Written request: Every record that follows should be printed verbatim.

Material provided:
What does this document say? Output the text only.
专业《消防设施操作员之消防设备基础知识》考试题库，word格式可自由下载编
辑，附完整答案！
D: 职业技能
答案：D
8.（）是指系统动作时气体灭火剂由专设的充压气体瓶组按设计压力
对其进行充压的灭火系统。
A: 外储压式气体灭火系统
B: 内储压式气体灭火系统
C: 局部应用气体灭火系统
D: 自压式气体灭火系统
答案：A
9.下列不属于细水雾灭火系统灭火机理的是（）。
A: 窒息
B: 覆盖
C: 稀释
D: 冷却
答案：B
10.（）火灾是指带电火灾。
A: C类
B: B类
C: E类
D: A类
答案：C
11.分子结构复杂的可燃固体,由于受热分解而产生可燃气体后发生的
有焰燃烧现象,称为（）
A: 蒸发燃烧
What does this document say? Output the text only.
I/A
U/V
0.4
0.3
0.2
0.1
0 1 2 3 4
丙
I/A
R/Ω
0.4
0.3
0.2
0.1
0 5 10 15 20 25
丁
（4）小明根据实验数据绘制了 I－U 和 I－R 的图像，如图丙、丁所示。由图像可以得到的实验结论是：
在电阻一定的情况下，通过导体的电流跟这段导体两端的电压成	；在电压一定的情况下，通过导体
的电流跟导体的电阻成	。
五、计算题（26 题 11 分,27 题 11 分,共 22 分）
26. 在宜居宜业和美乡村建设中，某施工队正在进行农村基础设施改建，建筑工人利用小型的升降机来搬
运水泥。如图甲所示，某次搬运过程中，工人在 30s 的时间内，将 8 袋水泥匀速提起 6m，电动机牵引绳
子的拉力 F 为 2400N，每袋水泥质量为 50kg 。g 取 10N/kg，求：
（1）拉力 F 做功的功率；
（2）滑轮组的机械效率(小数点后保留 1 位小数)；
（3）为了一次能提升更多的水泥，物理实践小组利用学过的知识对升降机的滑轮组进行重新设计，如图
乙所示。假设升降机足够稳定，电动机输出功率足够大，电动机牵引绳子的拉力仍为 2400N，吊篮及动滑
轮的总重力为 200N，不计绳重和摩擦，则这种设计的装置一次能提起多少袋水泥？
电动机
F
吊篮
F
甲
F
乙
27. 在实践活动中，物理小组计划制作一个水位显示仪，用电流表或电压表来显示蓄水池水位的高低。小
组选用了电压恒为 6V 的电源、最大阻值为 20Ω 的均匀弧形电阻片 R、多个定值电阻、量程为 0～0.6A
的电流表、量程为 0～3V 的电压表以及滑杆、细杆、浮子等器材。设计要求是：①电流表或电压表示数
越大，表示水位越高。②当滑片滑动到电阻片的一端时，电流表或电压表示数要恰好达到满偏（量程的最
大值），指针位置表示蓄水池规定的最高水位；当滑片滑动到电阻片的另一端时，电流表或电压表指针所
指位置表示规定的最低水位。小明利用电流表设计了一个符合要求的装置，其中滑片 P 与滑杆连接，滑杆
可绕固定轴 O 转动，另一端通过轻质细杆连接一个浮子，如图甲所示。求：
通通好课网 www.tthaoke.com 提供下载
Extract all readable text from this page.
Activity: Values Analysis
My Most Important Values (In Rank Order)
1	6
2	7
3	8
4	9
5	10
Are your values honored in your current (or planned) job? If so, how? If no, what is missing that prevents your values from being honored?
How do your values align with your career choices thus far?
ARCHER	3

Finished answer:
What does this document say? Output the text only.
专业《消防设施操作员之消防设备基础知识》考试题库，word格式可自由下载编
辑，附完整答案！
D: 职业技能
答案：D
8.（）是指系统动作时气体灭火剂由专设的充压气体瓶组按设计压力
对其进行充压的灭火系统。
A: 外储压式气体灭火系统
B: 内储压式气体灭火系统
C: 局部应用气体灭火系统
D: 自压式气体灭火系统
答案：A
9.下列不属于细水雾灭火系统灭火机理的是（）。
A: 窒息
B: 覆盖
C: 稀释
D: 冷却
答案：B
10.（）火灾是指带电火灾。
A: C类
B: B类
C: E类
D: A类
答案：C
11.分子结构复杂的可燃固体,由于受热分解而产生可燃气体后发生的
有焰燃烧现象,称为（）
A: 蒸发燃烧
What does this document say? Output the text only.
I/A
U/V
0.4
0.3
0.2
0.1
0 1 2 3 4
丙
I/A
R/Ω
0.4
0.3
0.2
0.1
0 5 10 15 20 25
丁
（4）小明根据实验数据绘制了 I－U 和 I－R 的图像，如图丙、丁所示。由图像可以得到的实验结论是：
在电阻一定的情况下，通过导体的电流跟这段导体两端的电压成	；在电压一定的情况下，通过导体
的电流跟导体的电阻成	。
五、计算题（26 题 11 分,27 题 11 分,共 22 分）
26. 在宜居宜业和美乡村建设中，某施工队正在进行农村基础设施改建，建筑工人利用小型的升降机来搬
运水泥。如图甲所示，某次搬运过程中，工人在 30s 的时间内，将 8 袋水泥匀速提起 6m，电动机牵引绳
子的拉力 F 为 2400N，每袋水泥质量为 50kg 。g 取 10N/kg，求：
（1）拉力 F 做功的功率；
（2）滑轮组的机械效率(小数点后保留 1 位小数)；
（3）为了一次能提升更多的水泥，物理实践小组利用学过的知识对升降机的滑轮组进行重新设计，如图
乙所示。假设升降机足够稳定，电动机输出功率足够大，电动机牵引绳子的拉力仍为 2400N，吊篮及动滑
轮的总重力为 200N，不计绳重和摩擦，则这种设计的装置一次能提起多少袋水泥？
电动机
F
吊篮
F
甲
F
乙
27. 在实践活动中，物理小组计划制作一个水位显示仪，用电流表或电压表来显示蓄水池水位的高低。小
组选用了电压恒为 6V 的电源、最大阻值为 20Ω 的均匀弧形电阻片 R、多个定值电阻、量程为 0～0.6A
的电流表、量程为 0～3V 的电压表以及滑杆、细杆、浮子等器材。设计要求是：①电流表或电压表示数
越大，表示水位越高。②当滑片滑动到电阻片的一端时，电流表或电压表示数要恰好达到满偏（量程的最
大值），指针位置表示蓄水池规定的最高水位；当滑片滑动到电阻片的另一端时，电流表或电压表指针所
指位置表示规定的最低水位。小明利用电流表设计了一个符合要求的装置，其中滑片 P 与滑杆连接，滑杆
可绕固定轴 O 转动，另一端通过轻质细杆连接一个浮子，如图甲所示。求：
通通好课网 www.tthaoke.com 提供下载
Extract all readable text from this page.
Activity: Values Analysis
My Most Important Values (In Rank Order)
1	6
2	7
3	8
4	9
5	10
Are your values honored in your current (or planned) job? If so, how? If no, what is missing that prevents your values from being honored?
How do your values align with your career choices thus far?
ARCHER	3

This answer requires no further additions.